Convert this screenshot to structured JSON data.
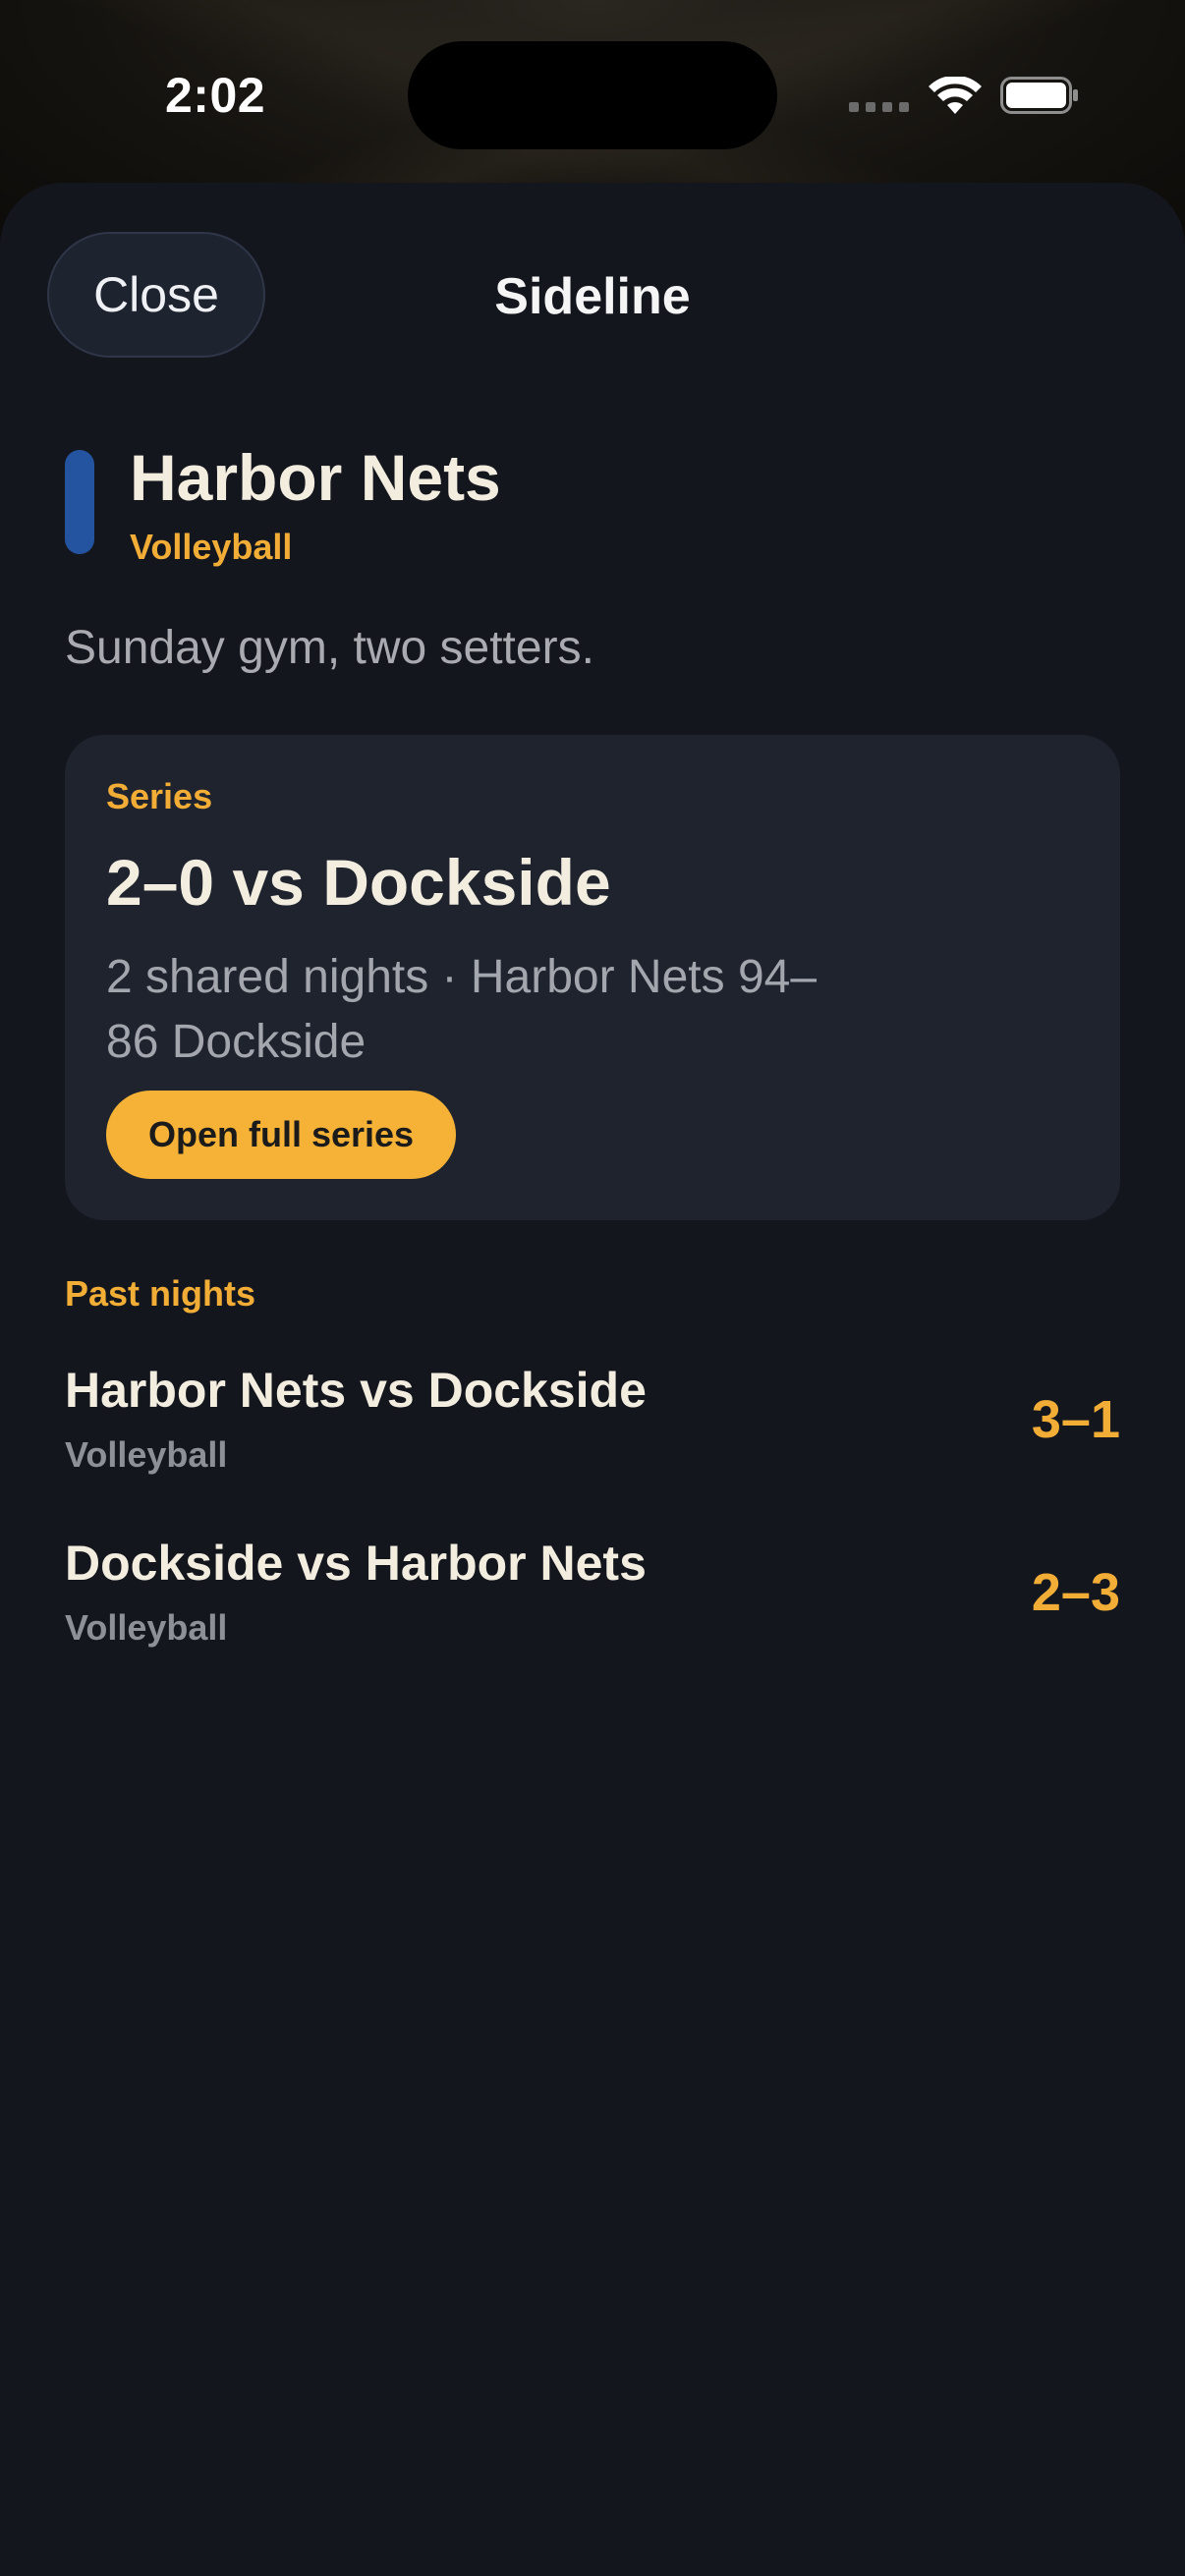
{
  "status_bar": {
    "time": "2:02"
  },
  "sheet": {
    "close_label": "Close",
    "title": "Sideline"
  },
  "team": {
    "name": "Harbor Nets",
    "sport": "Volleyball",
    "description": "Sunday gym, two setters.",
    "accent_color": "#2454a0"
  },
  "series": {
    "eyebrow": "Series",
    "headline": "2–0 vs Dockside",
    "detail": "2 shared nights · Harbor Nets 94–86 Dockside",
    "button_label": "Open full series"
  },
  "past_nights": {
    "label": "Past nights",
    "items": [
      {
        "title": "Harbor Nets vs Dockside",
        "sport": "Volleyball",
        "score": "3–1"
      },
      {
        "title": "Dockside vs Harbor Nets",
        "sport": "Volleyball",
        "score": "2–3"
      }
    ]
  },
  "colors": {
    "accent": "#f2ad36",
    "background": "#14161e",
    "card": "#1e232e"
  }
}
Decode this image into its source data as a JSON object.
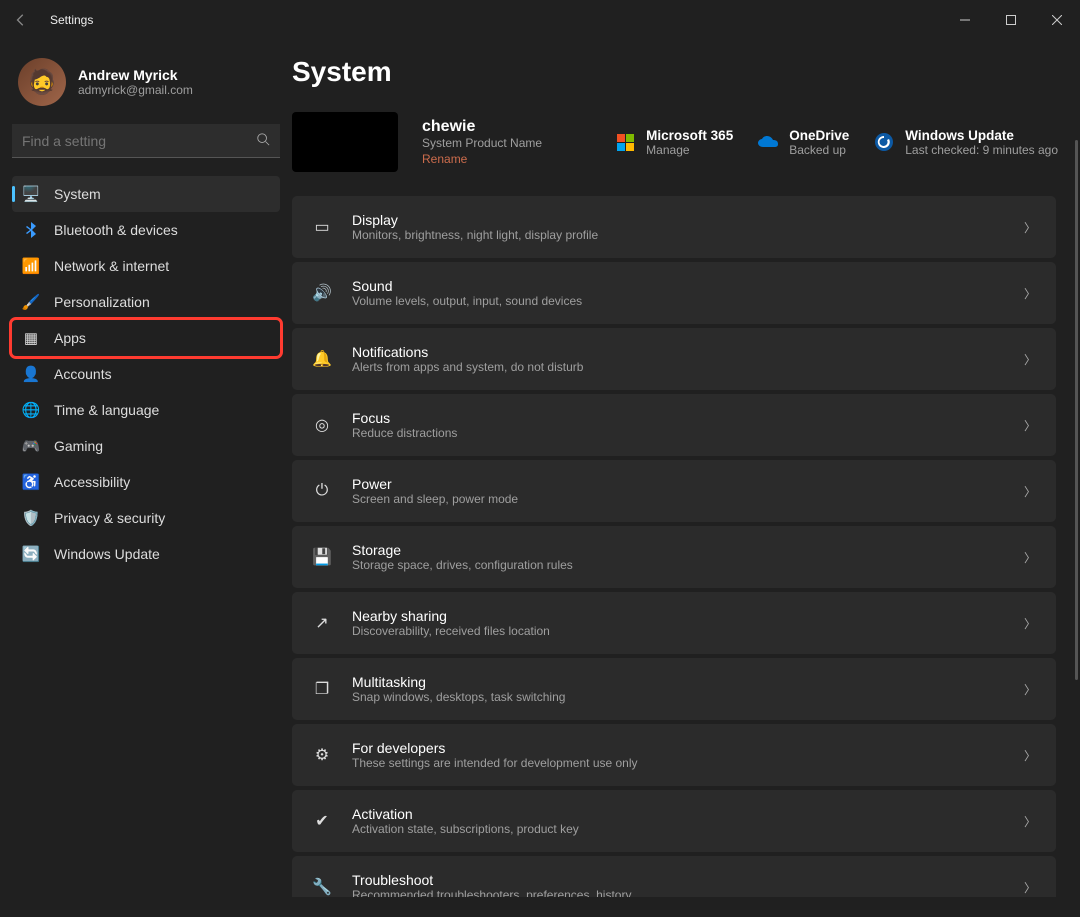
{
  "window": {
    "title": "Settings"
  },
  "user": {
    "name": "Andrew Myrick",
    "email": "admyrick@gmail.com"
  },
  "search": {
    "placeholder": "Find a setting"
  },
  "nav": {
    "items": [
      {
        "label": "System",
        "icon": "🖥️"
      },
      {
        "label": "Bluetooth & devices",
        "icon": "bt"
      },
      {
        "label": "Network & internet",
        "icon": "📶"
      },
      {
        "label": "Personalization",
        "icon": "🖌️"
      },
      {
        "label": "Apps",
        "icon": "▦"
      },
      {
        "label": "Accounts",
        "icon": "👤"
      },
      {
        "label": "Time & language",
        "icon": "🌐"
      },
      {
        "label": "Gaming",
        "icon": "🎮"
      },
      {
        "label": "Accessibility",
        "icon": "♿"
      },
      {
        "label": "Privacy & security",
        "icon": "🛡️"
      },
      {
        "label": "Windows Update",
        "icon": "🔄"
      }
    ],
    "selected": 0,
    "highlighted": 4
  },
  "page": {
    "title": "System"
  },
  "device": {
    "name": "chewie",
    "model": "System Product Name",
    "rename": "Rename"
  },
  "status": {
    "m365": {
      "title": "Microsoft 365",
      "sub": "Manage"
    },
    "onedrive": {
      "title": "OneDrive",
      "sub": "Backed up"
    },
    "update": {
      "title": "Windows Update",
      "sub": "Last checked: 9 minutes ago"
    }
  },
  "rows": [
    {
      "icon": "▭",
      "title": "Display",
      "sub": "Monitors, brightness, night light, display profile"
    },
    {
      "icon": "🔊",
      "title": "Sound",
      "sub": "Volume levels, output, input, sound devices"
    },
    {
      "icon": "🔔",
      "title": "Notifications",
      "sub": "Alerts from apps and system, do not disturb"
    },
    {
      "icon": "◎",
      "title": "Focus",
      "sub": "Reduce distractions"
    },
    {
      "icon": "⏻",
      "title": "Power",
      "sub": "Screen and sleep, power mode"
    },
    {
      "icon": "💾",
      "title": "Storage",
      "sub": "Storage space, drives, configuration rules"
    },
    {
      "icon": "↗",
      "title": "Nearby sharing",
      "sub": "Discoverability, received files location"
    },
    {
      "icon": "❐",
      "title": "Multitasking",
      "sub": "Snap windows, desktops, task switching"
    },
    {
      "icon": "⚙",
      "title": "For developers",
      "sub": "These settings are intended for development use only"
    },
    {
      "icon": "✔",
      "title": "Activation",
      "sub": "Activation state, subscriptions, product key"
    },
    {
      "icon": "🔧",
      "title": "Troubleshoot",
      "sub": "Recommended troubleshooters, preferences, history"
    }
  ]
}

============

Without the pictures, restate all the entries above exactly.

Convert this screenshot to structured JSON data.
{
  "status_bar": {
    "time": "2:02"
  },
  "sheet": {
    "close_label": "Close",
    "title": "Sideline"
  },
  "team": {
    "name": "Harbor Nets",
    "sport": "Volleyball",
    "description": "Sunday gym, two setters.",
    "accent_color": "#2454a0"
  },
  "series": {
    "eyebrow": "Series",
    "headline": "2–0 vs Dockside",
    "detail": "2 shared nights · Harbor Nets 94–86 Dockside",
    "button_label": "Open full series"
  },
  "past_nights": {
    "label": "Past nights",
    "items": [
      {
        "title": "Harbor Nets vs Dockside",
        "sport": "Volleyball",
        "score": "3–1"
      },
      {
        "title": "Dockside vs Harbor Nets",
        "sport": "Volleyball",
        "score": "2–3"
      }
    ]
  },
  "colors": {
    "accent": "#f2ad36",
    "background": "#14161e",
    "card": "#1e232e"
  }
}
Decode this image into its source data as a JSON object.
{
  "window": {
    "title": "Settings"
  },
  "user": {
    "name": "Andrew Myrick",
    "email": "admyrick@gmail.com"
  },
  "search": {
    "placeholder": "Find a setting"
  },
  "nav": {
    "items": [
      {
        "label": "System",
        "icon": "🖥️"
      },
      {
        "label": "Bluetooth & devices",
        "icon": "bt"
      },
      {
        "label": "Network & internet",
        "icon": "📶"
      },
      {
        "label": "Personalization",
        "icon": "🖌️"
      },
      {
        "label": "Apps",
        "icon": "▦"
      },
      {
        "label": "Accounts",
        "icon": "👤"
      },
      {
        "label": "Time & language",
        "icon": "🌐"
      },
      {
        "label": "Gaming",
        "icon": "🎮"
      },
      {
        "label": "Accessibility",
        "icon": "♿"
      },
      {
        "label": "Privacy & security",
        "icon": "🛡️"
      },
      {
        "label": "Windows Update",
        "icon": "🔄"
      }
    ],
    "selected": 0,
    "highlighted": 4
  },
  "page": {
    "title": "System"
  },
  "device": {
    "name": "chewie",
    "model": "System Product Name",
    "rename": "Rename"
  },
  "status": {
    "m365": {
      "title": "Microsoft 365",
      "sub": "Manage"
    },
    "onedrive": {
      "title": "OneDrive",
      "sub": "Backed up"
    },
    "update": {
      "title": "Windows Update",
      "sub": "Last checked: 9 minutes ago"
    }
  },
  "rows": [
    {
      "icon": "▭",
      "title": "Display",
      "sub": "Monitors, brightness, night light, display profile"
    },
    {
      "icon": "🔊",
      "title": "Sound",
      "sub": "Volume levels, output, input, sound devices"
    },
    {
      "icon": "🔔",
      "title": "Notifications",
      "sub": "Alerts from apps and system, do not disturb"
    },
    {
      "icon": "◎",
      "title": "Focus",
      "sub": "Reduce distractions"
    },
    {
      "icon": "⏻",
      "title": "Power",
      "sub": "Screen and sleep, power mode"
    },
    {
      "icon": "💾",
      "title": "Storage",
      "sub": "Storage space, drives, configuration rules"
    },
    {
      "icon": "↗",
      "title": "Nearby sharing",
      "sub": "Discoverability, received files location"
    },
    {
      "icon": "❐",
      "title": "Multitasking",
      "sub": "Snap windows, desktops, task switching"
    },
    {
      "icon": "⚙",
      "title": "For developers",
      "sub": "These settings are intended for development use only"
    },
    {
      "icon": "✔",
      "title": "Activation",
      "sub": "Activation state, subscriptions, product key"
    },
    {
      "icon": "🔧",
      "title": "Troubleshoot",
      "sub": "Recommended troubleshooters, preferences, history"
    }
  ]
}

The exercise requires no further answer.